判決記事
【読売新聞 2006年11月2日】
 京大病院医療事故 看護師らに賠償命令
 
    京都地裁 病院側隠ぺい、認めず

 京都大病院(京都市左京区)で2000年2月、人工呼吸器の加温加湿器に消毒用エタノールが誤注入され、難病で入院中だった同区の藤井沙織さん(当時17歳)が死亡した医療事故で、両親が京都大と医師ら9人を相手取り1億1400万円の損害賠償を求めた訴訟の判決が1日、京都地裁であった。中村哲裁判長は、焦点となった大学側の事故隠しを否定し、「医薬品を確認すべき業務上の注意義務があった」として、誤注入にかかわった看護師4人の過失のみ認定。4人と大学に計約2800万円の賠償を命じた。原告側は控訴する方針。

 判決によると、同月28日、看護師(30)(業務上過失致死罪で有罪確定)が精製水とエタノールの容器を取り違えて注入。他の看護師も気付かず、沙織さんは3月2日、急性アルコール中毒で死亡した。

 誤注入の事実が死亡診断書に記載されず、家族への報告が遅れた点などから、原告側は「組織的な事故隠し」と主張したが、中村裁判長は「事故を解明してから原告に報告しようと考えたもので、一定の合理性がある」と述べ、大学側に隠ペいの意図や行為はなかったと認定した。

★ ★ ★ ★

### 課題
京大病院医療事故の判決記事を、最後の文の後から書き継いでください。 記録は、京大病院医療事故の判決記事とは別の出典から採られたものです。

★ ★ ★ ★

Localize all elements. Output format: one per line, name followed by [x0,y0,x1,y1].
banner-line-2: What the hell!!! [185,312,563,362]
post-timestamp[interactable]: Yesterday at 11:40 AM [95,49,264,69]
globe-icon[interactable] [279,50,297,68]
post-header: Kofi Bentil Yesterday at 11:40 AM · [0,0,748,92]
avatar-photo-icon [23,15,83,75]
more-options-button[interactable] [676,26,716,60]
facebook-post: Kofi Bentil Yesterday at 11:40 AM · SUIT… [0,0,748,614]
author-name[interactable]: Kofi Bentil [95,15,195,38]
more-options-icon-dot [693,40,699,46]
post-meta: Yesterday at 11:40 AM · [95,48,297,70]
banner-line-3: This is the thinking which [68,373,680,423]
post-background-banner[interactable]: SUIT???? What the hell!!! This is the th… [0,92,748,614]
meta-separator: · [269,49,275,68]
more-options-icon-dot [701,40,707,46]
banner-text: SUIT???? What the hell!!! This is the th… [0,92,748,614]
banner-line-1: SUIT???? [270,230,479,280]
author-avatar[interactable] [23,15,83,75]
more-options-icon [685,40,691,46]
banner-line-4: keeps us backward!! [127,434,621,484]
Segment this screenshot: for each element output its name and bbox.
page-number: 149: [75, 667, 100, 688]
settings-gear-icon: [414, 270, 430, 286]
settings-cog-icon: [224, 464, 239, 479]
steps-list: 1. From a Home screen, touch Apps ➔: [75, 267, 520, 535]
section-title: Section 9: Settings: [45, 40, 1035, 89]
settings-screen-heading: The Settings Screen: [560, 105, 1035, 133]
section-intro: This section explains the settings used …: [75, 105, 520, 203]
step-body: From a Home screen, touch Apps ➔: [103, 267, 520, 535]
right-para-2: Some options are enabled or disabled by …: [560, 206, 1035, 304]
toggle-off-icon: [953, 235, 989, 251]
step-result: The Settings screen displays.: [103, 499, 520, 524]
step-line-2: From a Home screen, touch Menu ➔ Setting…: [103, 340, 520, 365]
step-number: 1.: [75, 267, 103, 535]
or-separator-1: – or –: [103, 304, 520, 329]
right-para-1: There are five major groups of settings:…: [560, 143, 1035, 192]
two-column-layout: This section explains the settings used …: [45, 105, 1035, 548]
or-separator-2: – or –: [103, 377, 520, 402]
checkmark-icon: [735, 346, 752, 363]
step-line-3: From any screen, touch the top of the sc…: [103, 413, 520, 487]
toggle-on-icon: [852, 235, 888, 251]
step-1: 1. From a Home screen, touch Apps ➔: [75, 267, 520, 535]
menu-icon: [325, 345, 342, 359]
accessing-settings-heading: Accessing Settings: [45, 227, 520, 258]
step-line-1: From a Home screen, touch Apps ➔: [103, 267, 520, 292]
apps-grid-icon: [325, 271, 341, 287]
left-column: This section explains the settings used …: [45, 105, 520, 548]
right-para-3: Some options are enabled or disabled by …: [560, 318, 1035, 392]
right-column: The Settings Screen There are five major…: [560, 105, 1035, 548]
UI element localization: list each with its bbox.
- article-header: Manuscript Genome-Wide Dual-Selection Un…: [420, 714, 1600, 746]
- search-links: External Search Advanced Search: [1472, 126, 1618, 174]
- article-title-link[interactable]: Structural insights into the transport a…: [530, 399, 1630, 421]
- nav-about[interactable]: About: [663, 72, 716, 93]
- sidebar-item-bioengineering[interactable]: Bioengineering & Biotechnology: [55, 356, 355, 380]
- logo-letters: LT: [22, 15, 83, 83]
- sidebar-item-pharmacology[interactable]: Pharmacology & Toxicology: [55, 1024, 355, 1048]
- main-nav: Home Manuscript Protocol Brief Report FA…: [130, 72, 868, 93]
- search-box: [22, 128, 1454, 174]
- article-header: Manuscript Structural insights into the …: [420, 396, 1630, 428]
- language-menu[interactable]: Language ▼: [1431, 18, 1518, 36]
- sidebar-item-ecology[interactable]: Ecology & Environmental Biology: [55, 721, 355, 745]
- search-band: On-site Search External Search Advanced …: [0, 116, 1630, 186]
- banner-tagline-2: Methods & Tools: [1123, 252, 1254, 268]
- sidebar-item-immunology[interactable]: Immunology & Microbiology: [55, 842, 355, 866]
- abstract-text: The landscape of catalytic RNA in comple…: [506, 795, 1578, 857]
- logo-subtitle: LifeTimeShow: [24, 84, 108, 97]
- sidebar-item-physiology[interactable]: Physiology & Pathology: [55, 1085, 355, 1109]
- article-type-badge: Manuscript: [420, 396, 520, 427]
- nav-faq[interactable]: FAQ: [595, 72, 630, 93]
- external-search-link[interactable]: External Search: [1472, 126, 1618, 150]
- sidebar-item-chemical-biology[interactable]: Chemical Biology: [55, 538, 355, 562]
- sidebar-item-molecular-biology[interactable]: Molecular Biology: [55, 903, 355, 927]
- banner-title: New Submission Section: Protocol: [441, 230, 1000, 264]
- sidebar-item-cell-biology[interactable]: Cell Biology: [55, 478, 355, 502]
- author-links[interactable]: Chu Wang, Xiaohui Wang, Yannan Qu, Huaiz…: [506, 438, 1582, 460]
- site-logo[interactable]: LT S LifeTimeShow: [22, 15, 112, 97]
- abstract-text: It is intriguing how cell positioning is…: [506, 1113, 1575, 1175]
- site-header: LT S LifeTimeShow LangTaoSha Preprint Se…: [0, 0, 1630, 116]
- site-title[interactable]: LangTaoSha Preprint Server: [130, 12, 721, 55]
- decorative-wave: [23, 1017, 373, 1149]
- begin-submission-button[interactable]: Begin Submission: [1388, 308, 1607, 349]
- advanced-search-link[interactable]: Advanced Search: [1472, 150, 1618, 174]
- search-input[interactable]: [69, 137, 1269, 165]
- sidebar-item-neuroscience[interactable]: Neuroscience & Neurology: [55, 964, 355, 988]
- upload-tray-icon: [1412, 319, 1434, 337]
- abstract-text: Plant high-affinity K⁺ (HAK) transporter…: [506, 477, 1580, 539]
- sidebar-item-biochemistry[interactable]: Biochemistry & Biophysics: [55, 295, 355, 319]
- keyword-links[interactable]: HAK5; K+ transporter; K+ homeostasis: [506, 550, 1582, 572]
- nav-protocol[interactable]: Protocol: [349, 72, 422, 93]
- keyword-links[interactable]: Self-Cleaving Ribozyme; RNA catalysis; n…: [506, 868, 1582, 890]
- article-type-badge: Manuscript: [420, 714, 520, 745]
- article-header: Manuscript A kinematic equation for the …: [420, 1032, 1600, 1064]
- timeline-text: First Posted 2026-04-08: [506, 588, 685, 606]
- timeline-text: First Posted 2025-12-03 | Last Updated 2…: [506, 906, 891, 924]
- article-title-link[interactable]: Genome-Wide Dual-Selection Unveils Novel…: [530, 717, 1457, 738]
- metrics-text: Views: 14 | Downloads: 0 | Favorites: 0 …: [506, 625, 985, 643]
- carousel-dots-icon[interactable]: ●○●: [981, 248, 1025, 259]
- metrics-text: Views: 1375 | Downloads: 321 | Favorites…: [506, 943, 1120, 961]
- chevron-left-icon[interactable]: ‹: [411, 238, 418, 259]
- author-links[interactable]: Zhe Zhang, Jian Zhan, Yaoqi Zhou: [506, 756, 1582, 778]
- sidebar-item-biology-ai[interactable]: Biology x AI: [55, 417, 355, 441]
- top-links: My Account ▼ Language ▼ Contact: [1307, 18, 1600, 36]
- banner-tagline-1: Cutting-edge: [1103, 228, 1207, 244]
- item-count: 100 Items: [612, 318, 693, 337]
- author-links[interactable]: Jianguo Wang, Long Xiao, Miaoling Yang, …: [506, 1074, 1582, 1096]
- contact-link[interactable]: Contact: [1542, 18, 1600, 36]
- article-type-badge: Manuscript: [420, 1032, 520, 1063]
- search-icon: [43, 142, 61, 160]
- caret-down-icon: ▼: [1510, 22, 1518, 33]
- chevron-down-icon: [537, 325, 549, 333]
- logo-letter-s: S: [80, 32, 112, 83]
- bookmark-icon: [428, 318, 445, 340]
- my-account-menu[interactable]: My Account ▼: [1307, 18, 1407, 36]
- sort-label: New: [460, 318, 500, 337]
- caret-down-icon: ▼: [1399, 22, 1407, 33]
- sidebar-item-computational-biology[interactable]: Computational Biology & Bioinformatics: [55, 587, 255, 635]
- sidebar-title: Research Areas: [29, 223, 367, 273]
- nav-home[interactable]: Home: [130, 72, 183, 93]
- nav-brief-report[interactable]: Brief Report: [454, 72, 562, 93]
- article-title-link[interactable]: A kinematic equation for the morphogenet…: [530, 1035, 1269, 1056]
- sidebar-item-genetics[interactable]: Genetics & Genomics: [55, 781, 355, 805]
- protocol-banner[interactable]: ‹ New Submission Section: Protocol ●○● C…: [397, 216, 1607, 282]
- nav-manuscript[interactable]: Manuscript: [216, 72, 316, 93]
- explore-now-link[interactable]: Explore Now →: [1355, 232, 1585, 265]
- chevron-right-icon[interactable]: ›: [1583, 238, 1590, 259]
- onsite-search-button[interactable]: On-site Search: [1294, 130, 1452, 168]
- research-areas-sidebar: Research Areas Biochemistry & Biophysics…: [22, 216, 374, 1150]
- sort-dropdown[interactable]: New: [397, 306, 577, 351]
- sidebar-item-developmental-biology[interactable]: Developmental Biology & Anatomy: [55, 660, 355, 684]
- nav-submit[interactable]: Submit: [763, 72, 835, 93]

★ ★ ★ ★

### 解答
 原告側が主張した看護師長らの注意義務違反については「容器の取り違えを具体的に予見することは困難」と退けた。



 
京大病院医療過誤訴訟「言葉失うひどい判決」
      
被害者両親 厳しく非難

 「失望しました」――。京都大病院(左京区)で2000年2月、人工呼吸器の加温加湿器にエタノールが誤注入され、入院中だった藤井沙織さん(当時17歳)が死亡した医療過誤訴訟。1日の地裁の判決は、看護師らの一定の過失を認めたものの、最大の争点になった「事故隠し」は退けられ、約5年間にわたって真相の解明を訴えてきた両親にとって厳しい内容となった。

 支援者らで埋まった101号法廷。沙織さんの遺骨とともに原告席についた父省二さん(50)と母香さん(50)は、中村哲裁判長の主文読み上げに一瞬身を固くさせ、深くため息をついた。

 判決後の会見で、判決が死亡診断書やカルテにエタノール誤注入の記載がないことを指摘しながらも「隠ぺいとまで認められない」とした点について、両親は「権威に甘く、市民に厳しい。言葉を失うひどい判決」と語った。

 また、誤注入を誘発したとして看護師長らの薬剤管理責任を訴えた点が退けられたことは、「現場の薬剤管理が個々の責任に委ねられ、ますますミスを招いてしまうことになる」と指摘した。

 しかし、被告側が訴訟で「(沙織さんは)死期が迫っており、苦痛を感じていなかった」と慰謝料減額を主張し、判決で退けられた点は評価したうえで、「品位を疑う主張。裁判の書面をひもとくたびに悔しい思いをし、二重に傷つけられた」と厳しく非難した。

 一方、京都大病院の内山卓病院長は「今後の対応は判決文を見て検討したい」としている。